Aufgabe 1
Schreiben Sie aus den Datensätzen die Zeilen ab, beginnend mit der Zeile, die „- account-phone: +91“ enthält, und endend mit der Zeile, die „- gear-icon: [26, 611, 54, 637]“ enthält.

Lesetext
Wer um alles in der Welt soll denn Kanzler werden?

Koalitionen
Wie soll die künftige Regierung aussehen. Eine umgekehrte Ampel unter grüner Führung oder eine sogenannte Deutschlandkoalition? (Die Elemente des Bildes sind gemeinfrei)

Es ist wohl die meistdiskutierte Frage dieser Tage. Das liegt daran, dass man davon ausgeht, dass die Parteien drei völlig unfähige Kandidaten nominiert haben. Da ist – Ladies first – die in Medienberichten als naiv daher kommendes Schummelchen dargestellte Annalena Baerbock, die zu Beginn ihrer Kandidatur schon als klare Favoritin gehypt wurde. Wir haben im Angebot den superblassen Bundesfinanzminister Olaf Scholz, der am Anfang als komplett chancenlos galt und sich nun Hoffnungen machen soll. Medienwunschtheater, mehr ist das nicht. Last not least haben wir den, der es wohl werden wird, den Ministerpräsidenten von NRW, Armin Laschet. Kaum anzunehmen, dass ein Westfale einem schunkelnden Rheinländer freiwillig seine Stimme geben wird. Das wird auch in meinem Falle nicht geschehen. Nachdem sich der Ministerpräsident von NRW für die Verlängerung der epidemischen Lage von nationaler Tragweite bis Ende des Jahres ausgesprochen hat, ist er für alle, die die Freiheit lieben, dem Grunde nach nicht mehr wählbar. Derzeit wird er zudem in den Medien grandios niedergeschrieben, weil die Demoskopen ihn gerade downgraden. Doch Demoskopen unserer Tage sind ähnlich präzise wie die Meteorologen der 70er Jahre. Egal, wer die Regierung übernimmt. Wir stecken in einer verfahrenen Ausgangslage. Einerseits ist das Land in einem jämmerlichen Zustand, andererseits steht keiner der Kandidaten für einen Aufbruch in eine andere, wirklich fundamental andere Politik.

16 Jahre auf Sicht

Seit 16 Jahren wird die Politik in Deutschland vorwiegend auf Krisenniveau gefahren. Angefangen mit der Eurokrise, der Flüchtlingskrise, der Klimakrise und nun die Coronakrise. Man kann die noch immer amtierende Kanzlerin wohl zu Recht als Krisenkanzlerin bezeichnen, denn anderes als – fragwürdige – Krisenbewältigung wird die Geschichtsschreibung von dieser Kanzlerschaft nicht übrig lassen. In allen Krisen wurden der Kanzlerin von Fachleuten Rechtsbrüche vorgeworfen. In allen Krisen musste Deutschland Federn lassen. Trotzdem wird die nun hoffentlich bald scheidende Kanzlerin für ihre Erfolge in den Medien gefeiert. Lange Zeit hieß es, die Kanzlerin fahre auf Sicht. Wenn man das Bonmot von Helmut Schmidt noch einmal hervorkramt, soll ein Politiker besser keine Visionen haben, Ziele der Politik sollten schon formuliert werden und sich an den Notwendigkeiten des Landes orientieren. Lassen wir den Historikern die üblichen 50 Jahre, bis sie sich zu den vergangenen 16 Jahren äußern werden. Das Urteil wird dann wohl anders ausfallen als das des gegenwärtigen Mainstreams.

Die Datensätze
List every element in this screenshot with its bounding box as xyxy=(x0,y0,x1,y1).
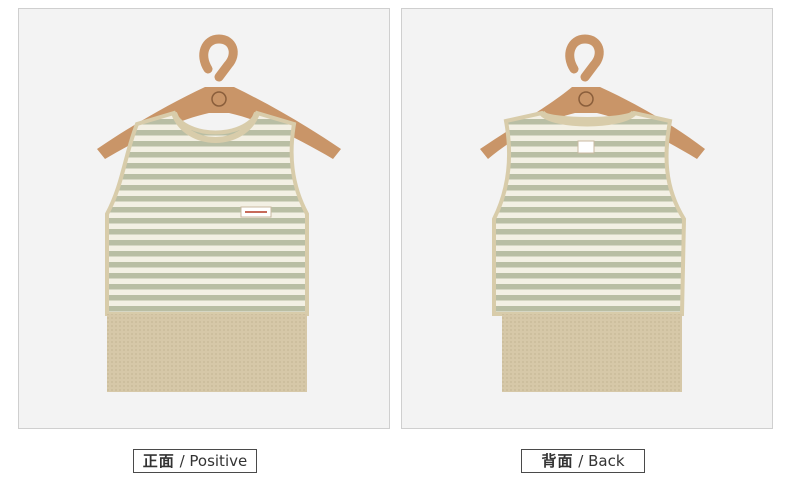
neck-tag xyxy=(577,140,595,154)
vest-body xyxy=(105,110,309,316)
front-view-caption: 正面 / Positive xyxy=(133,449,257,473)
vest-hem-band xyxy=(502,314,682,392)
caption-cn: 正面 xyxy=(142,452,175,470)
vest-hem-band xyxy=(107,314,307,392)
caption-en: Positive xyxy=(189,452,248,470)
caption-en: Back xyxy=(588,452,625,470)
caption-separator: / xyxy=(573,452,589,470)
back-view-panel xyxy=(401,8,773,429)
front-vest-photo xyxy=(97,34,341,392)
caption-cn: 背面 xyxy=(541,452,574,470)
front-view-panel xyxy=(18,8,390,429)
back-vest-photo xyxy=(480,34,705,392)
caption-separator: / xyxy=(174,452,190,470)
back-view-caption: 背面 / Back xyxy=(521,449,645,473)
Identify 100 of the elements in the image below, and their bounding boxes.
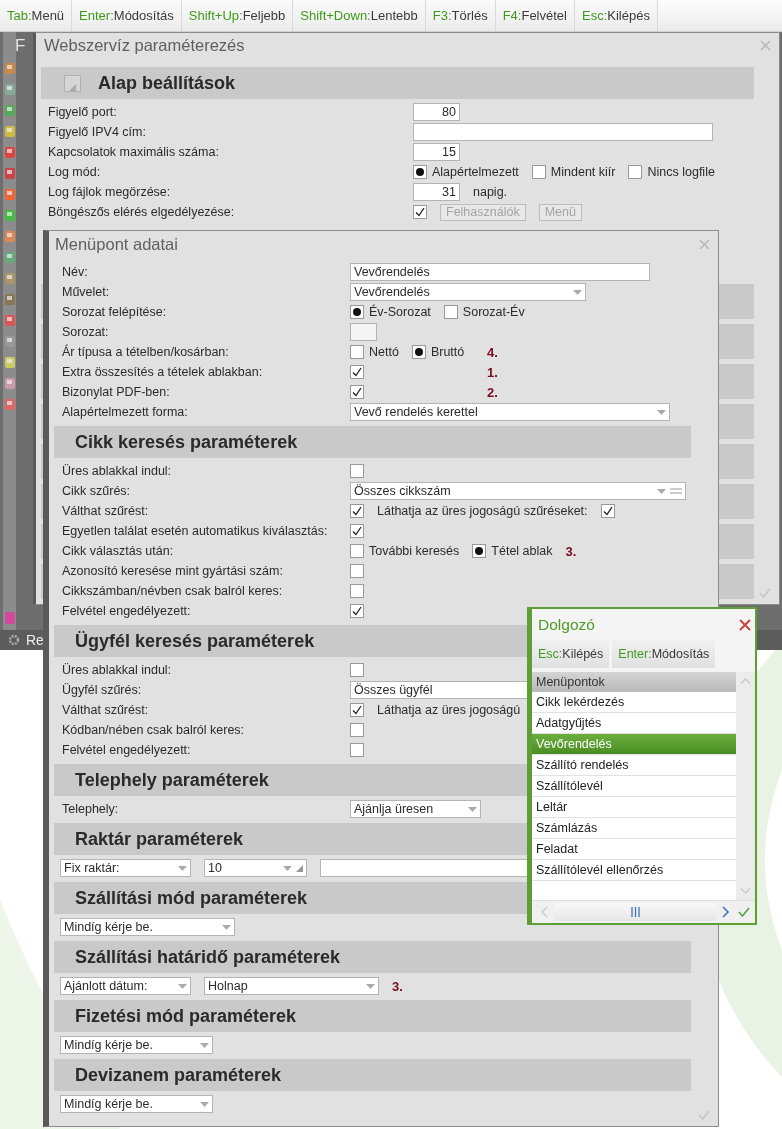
radio-label: Nincs logfile — [647, 165, 715, 179]
list-item[interactable]: Számlázás — [532, 818, 736, 839]
section-title: Fizetési mód paraméterek — [75, 1005, 297, 1027]
caret-icon — [468, 806, 477, 812]
radio-button[interactable] — [350, 544, 364, 558]
checkbox[interactable] — [413, 205, 427, 219]
caret-icon — [283, 865, 292, 871]
dropdown[interactable]: Mindíg kérje be. — [60, 1095, 213, 1113]
tab-label[interactable]: F — [15, 36, 26, 56]
check-icon — [698, 1110, 710, 1120]
radio-button[interactable] — [350, 305, 364, 319]
collapse-button[interactable] — [64, 74, 81, 92]
radio-button[interactable] — [472, 544, 487, 558]
checkbox[interactable] — [350, 464, 364, 478]
app-icon — [4, 188, 15, 201]
field-label: Üres ablakkal indul: — [62, 663, 173, 677]
app-icon — [4, 398, 15, 411]
shortcut-button[interactable]: Esc:Kilépés — [532, 640, 610, 668]
field-label: Böngészős elérés elgedélyezése: — [48, 205, 236, 219]
dropdown[interactable]: Mindíg kérje be. — [60, 1036, 213, 1054]
resize-icon — [296, 864, 303, 872]
caret-icon — [178, 983, 187, 989]
checkbox[interactable] — [350, 584, 364, 598]
checkbox[interactable] — [350, 743, 364, 757]
checkbox[interactable] — [350, 604, 364, 618]
text-field[interactable] — [350, 323, 377, 341]
field-label: Válthat szűrést: — [62, 504, 150, 518]
list-item[interactable]: Leltár — [532, 797, 736, 818]
number-field[interactable]: 80 — [413, 103, 460, 121]
app-icon — [5, 612, 15, 624]
note-number: 2. — [487, 384, 498, 400]
section-title: Szállítási mód paraméterek — [75, 887, 308, 909]
checkbox[interactable] — [350, 365, 364, 379]
text-field[interactable]: Vevőrendelés — [350, 263, 650, 281]
radio-button[interactable] — [531, 165, 546, 179]
radio-label: Sorozat-Év — [462, 305, 525, 319]
list-item[interactable]: Feladat — [532, 839, 736, 860]
checkbox[interactable] — [350, 504, 364, 518]
dropdown[interactable]: Vevőrendelés — [350, 283, 586, 301]
radio-button[interactable] — [350, 345, 364, 359]
checkbox[interactable] — [350, 385, 364, 399]
checkbox[interactable] — [600, 504, 615, 518]
radio-button[interactable] — [413, 165, 427, 179]
field-label: Ár típusa a tételben/kosárban: — [62, 345, 230, 359]
gear-icon — [8, 634, 20, 646]
field-label: Bizonylat PDF-ben: — [62, 385, 171, 399]
chevron-down-icon — [740, 888, 751, 894]
app-icon — [4, 83, 15, 96]
list-item[interactable]: Szállítólevél ellenőrzés — [532, 860, 736, 881]
checkbox[interactable] — [350, 723, 364, 737]
dropdown[interactable]: Vevő rendelés kerettel — [350, 403, 670, 421]
app-icon — [4, 209, 15, 222]
list-item[interactable]: Cikk lekérdezés — [532, 692, 736, 713]
checkbox[interactable] — [350, 663, 364, 677]
scrollbar[interactable] — [554, 903, 716, 921]
app-icon — [4, 146, 15, 159]
field-label: Válthat szűrést: — [62, 703, 150, 717]
dropdown[interactable]: Holnap — [204, 977, 379, 995]
radio-label: Mindent kiír — [550, 165, 616, 179]
app-icon — [4, 167, 15, 180]
dropdown[interactable]: 10 — [204, 859, 307, 877]
field-label: Kapcsolatok maximális száma: — [48, 145, 220, 159]
field-label: Cikk választás után: — [62, 544, 175, 558]
close-icon[interactable] — [739, 618, 751, 631]
tab-label[interactable]: Re — [26, 632, 44, 648]
radio-button[interactable] — [443, 305, 458, 319]
list-item[interactable]: Szállítólevél — [532, 776, 736, 797]
radio-button[interactable] — [628, 165, 643, 179]
list-header[interactable]: Menüpontok — [532, 672, 736, 692]
field-label: Cikkszámban/névben csak balról keres: — [62, 584, 284, 598]
app-icon — [4, 62, 15, 75]
dropdown[interactable]: Fix raktár: — [60, 859, 191, 877]
checkbox[interactable] — [350, 524, 364, 538]
dropdown[interactable]: Ajánlja üresen — [350, 800, 481, 818]
shortcut-button[interactable]: Enter:Módosítás — [612, 640, 716, 668]
field-label: Log mód: — [48, 165, 102, 179]
checkbox[interactable] — [350, 703, 364, 717]
field-label: Extra összesítés a tételek ablakban: — [62, 365, 264, 379]
scrollbar[interactable] — [736, 672, 755, 900]
field-label: Láthatja az üres jogoságú — [377, 703, 521, 717]
field-label: Sorozat felépítése: — [62, 305, 168, 319]
checkbox[interactable] — [350, 564, 364, 578]
chevron-right-icon — [722, 906, 730, 918]
number-field[interactable]: 31 — [413, 183, 460, 201]
field-label: Ügyfél szűrés: — [62, 683, 143, 697]
window-title: Menüpont adatai — [55, 234, 178, 254]
text-field[interactable] — [413, 123, 713, 141]
dropdown[interactable]: Mindíg kérje be. — [60, 918, 235, 936]
caret-icon — [657, 488, 666, 494]
caret-icon — [200, 1101, 209, 1107]
dropdown[interactable]: Összes cikkszám — [350, 482, 686, 500]
caret-icon — [657, 409, 666, 415]
app-icon — [4, 335, 15, 348]
field-label: Cikk szűrés: — [62, 484, 132, 498]
field-label: Felvétel engedélyezett: — [62, 604, 192, 618]
number-field[interactable]: 15 — [413, 143, 460, 161]
section-title: Ügyfél keresés paraméterek — [75, 630, 315, 652]
dropdown[interactable]: Ajánlott dátum: — [60, 977, 191, 995]
radio-button[interactable] — [411, 345, 426, 359]
list-item[interactable]: Szállító rendelés — [532, 755, 736, 776]
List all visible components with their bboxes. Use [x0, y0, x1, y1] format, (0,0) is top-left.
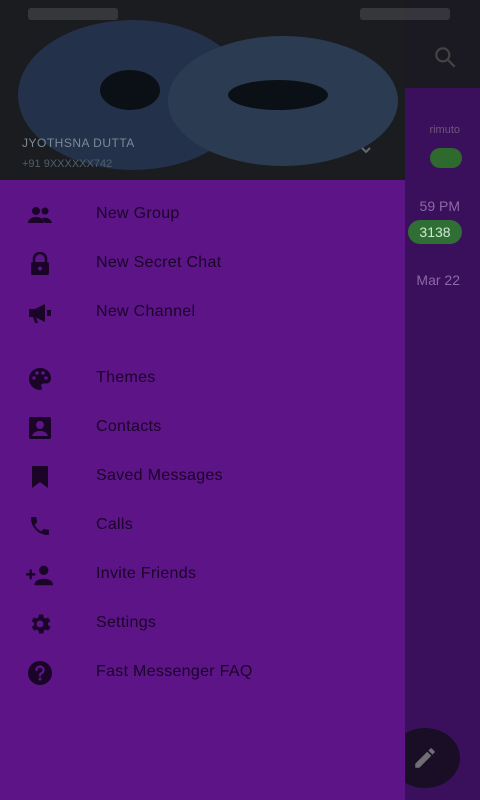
- account-phone: +91 9XXXXXX742: [22, 158, 113, 170]
- megaphone-icon: [26, 300, 54, 326]
- add-person-icon: [26, 562, 54, 588]
- help-icon: [26, 660, 54, 686]
- drawer-menu: New Group New Secret Chat New Channel Th…: [0, 190, 405, 697]
- search-icon[interactable]: [432, 44, 458, 70]
- phone-icon: [26, 513, 54, 539]
- menu-item-label: New Secret Chat: [96, 254, 222, 271]
- menu-item-label: Fast Messenger FAQ: [96, 663, 253, 680]
- status-bar: [0, 0, 480, 30]
- menu-item-faq[interactable]: Fast Messenger FAQ: [0, 648, 405, 697]
- gear-icon: [26, 611, 54, 637]
- menu-item-new-channel[interactable]: New Channel: [0, 288, 405, 337]
- menu-item-saved-messages[interactable]: Saved Messages: [0, 452, 405, 501]
- unread-badge: 3138: [408, 220, 462, 244]
- bookmark-icon: [26, 464, 54, 490]
- menu-item-label: Saved Messages: [96, 467, 223, 484]
- menu-item-contacts[interactable]: Contacts: [0, 403, 405, 452]
- navigation-drawer: JYOTHSNA DUTTA +91 9XXXXXX742 New Group: [0, 0, 405, 800]
- account-name: JYOTHSNA DUTTA: [22, 136, 135, 150]
- menu-item-new-group[interactable]: New Group: [0, 190, 405, 239]
- unread-badge: [430, 148, 462, 168]
- menu-item-label: Invite Friends: [96, 565, 197, 582]
- menu-item-label: Themes: [96, 369, 156, 386]
- menu-item-label: New Channel: [96, 303, 196, 320]
- menu-item-new-secret-chat[interactable]: New Secret Chat: [0, 239, 405, 288]
- menu-item-label: Contacts: [96, 418, 162, 435]
- menu-item-label: New Group: [96, 205, 180, 222]
- menu-item-invite-friends[interactable]: Invite Friends: [0, 550, 405, 599]
- chat-time: Mar 22: [416, 272, 460, 288]
- contact-card-icon: [26, 415, 54, 441]
- header-background: [100, 70, 160, 110]
- menu-item-label: Calls: [96, 516, 134, 533]
- menu-item-label: Settings: [96, 614, 157, 631]
- chat-preview-text: rimuto: [429, 124, 460, 136]
- group-icon: [26, 202, 54, 228]
- lock-icon: [26, 251, 54, 277]
- status-left: [28, 8, 118, 20]
- header-background: [228, 80, 328, 110]
- pencil-icon: [415, 748, 435, 768]
- status-right: [360, 8, 450, 20]
- palette-icon: [26, 366, 54, 392]
- chevron-down-icon[interactable]: [360, 144, 372, 156]
- menu-item-calls[interactable]: Calls: [0, 501, 405, 550]
- menu-item-settings[interactable]: Settings: [0, 599, 405, 648]
- chat-time: 59 PM: [419, 198, 460, 214]
- menu-divider: [0, 337, 405, 354]
- menu-item-themes[interactable]: Themes: [0, 354, 405, 403]
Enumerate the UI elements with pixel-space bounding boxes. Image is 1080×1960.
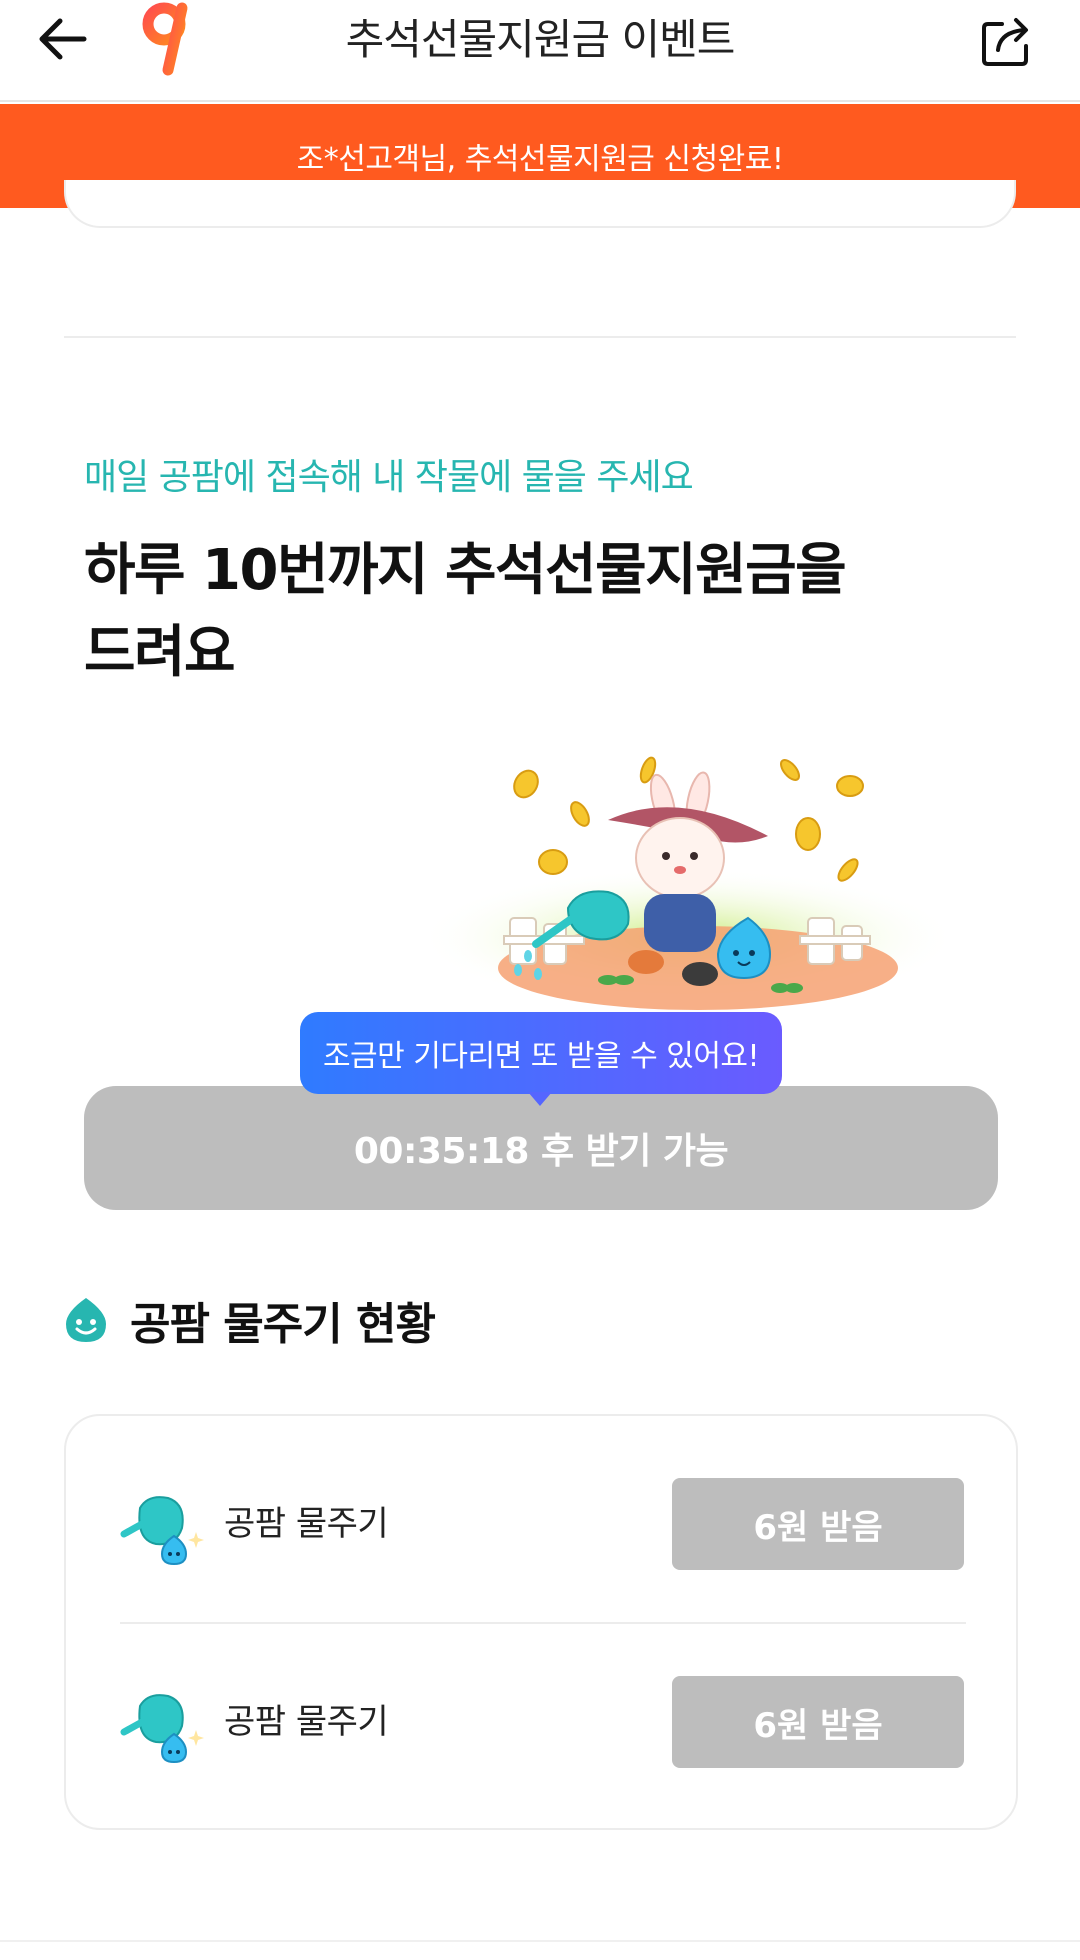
row-label: 공팜 물주기	[224, 1702, 389, 1742]
bottom-divider	[0, 1940, 1080, 1942]
page-title: 추석선물지원금 이벤트	[345, 15, 736, 64]
received-button[interactable]: 6원 받음	[672, 1676, 964, 1768]
watering-can-icon	[120, 1496, 204, 1566]
watering-can-icon	[120, 1694, 204, 1764]
event-subtitle: 매일 공팜에 접속해 내 작물에 물을 주세요	[84, 457, 694, 498]
smile-drop-icon	[66, 1298, 106, 1342]
list-item: 공팜 물주기 6원 받음	[66, 1416, 1016, 1612]
watering-status-header: 공팜 물주기 현황	[62, 1290, 436, 1350]
list-item: 공팜 물주기 6원 받음	[66, 1614, 1016, 1810]
row-label: 공팜 물주기	[224, 1504, 389, 1544]
event-headline: 하루 10번까지 추석선물지원금을 드려요	[84, 538, 847, 685]
section-title: 공팜 물주기 현황	[130, 1299, 436, 1350]
share-button[interactable]	[976, 10, 1036, 70]
tooltip-arrow	[528, 1092, 552, 1106]
share-icon	[982, 18, 1028, 66]
app-bar: 추석선물지원금 이벤트	[0, 0, 1080, 102]
page: 추석선물지원금 이벤트 조*선고객님, 추석선물지원금 신청완료! 매일 공팜에…	[0, 0, 1080, 1960]
wait-tooltip: 조금만 기다리면 또 받을 수 있어요!	[300, 1012, 782, 1094]
watering-status-card: 공팜 물주기 6원 받음 공팜 물주기 6원 받음	[64, 1414, 1018, 1830]
previous-card-edge	[64, 180, 1016, 228]
received-button[interactable]: 6원 받음	[672, 1478, 964, 1570]
section-divider	[64, 336, 1016, 338]
farm-illustration	[408, 748, 958, 1010]
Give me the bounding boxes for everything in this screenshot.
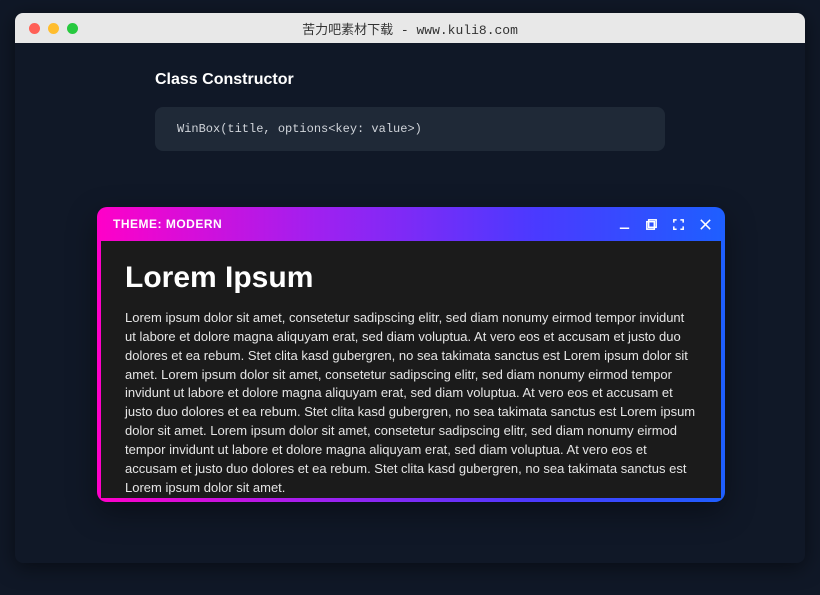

Aufgabe 2
Prüfen Sie anhand des Lesetextes über die Kanzlerkandidaten, ob die folgenden Aussagen zutreffen. Antworten Sie jeweils mit Ja oder Nein und zitieren Sie die entscheidenden Worte des Textes.
(a) Olaf Scholz galt zu Beginn als völlig chancenlos.
(b) Der Text bezeichnet die amtierende Kanzlerin als Reformkanzlerin.
(c) Die Demoskopen von heute werden im Text als sehr verlässlich dargestellt.

Richtige Antwort 1
- account-phone: +91 9XXXXXX742: [22, 158, 113, 170]
- megaphone-icon: [26, 300, 54, 326]
- add-person-icon: [26, 562, 54, 588]
- help-icon: [26, 660, 54, 686]
- drawer-menu: New Group New Secret Chat New Channel Th…: [0, 190, 405, 697]
- search-icon[interactable]: [432, 44, 458, 70]
- phone-icon: [26, 513, 54, 539]
- menu-item-label: New Secret Chat: [96, 254, 222, 271]
- menu-item-label: Fast Messenger FAQ: [96, 663, 253, 680]
- status-bar: [0, 0, 480, 30]
- menu-item-faq[interactable]: Fast Messenger FAQ: [0, 648, 405, 697]
- gear-icon: [26, 611, 54, 637]

Richtige Antwort 2
(a) Ja: „der am Anfang als komplett chancenlos galt“
(b) Nein: „Man kann die noch immer amtierende Kanzlerin wohl zu Recht als Krisenkanzlerin bezeichnen“
(c) Nein: „Doch Demoskopen unserer Tage sind ähnlich präzise wie die Meteorologen der 70er Jahre.“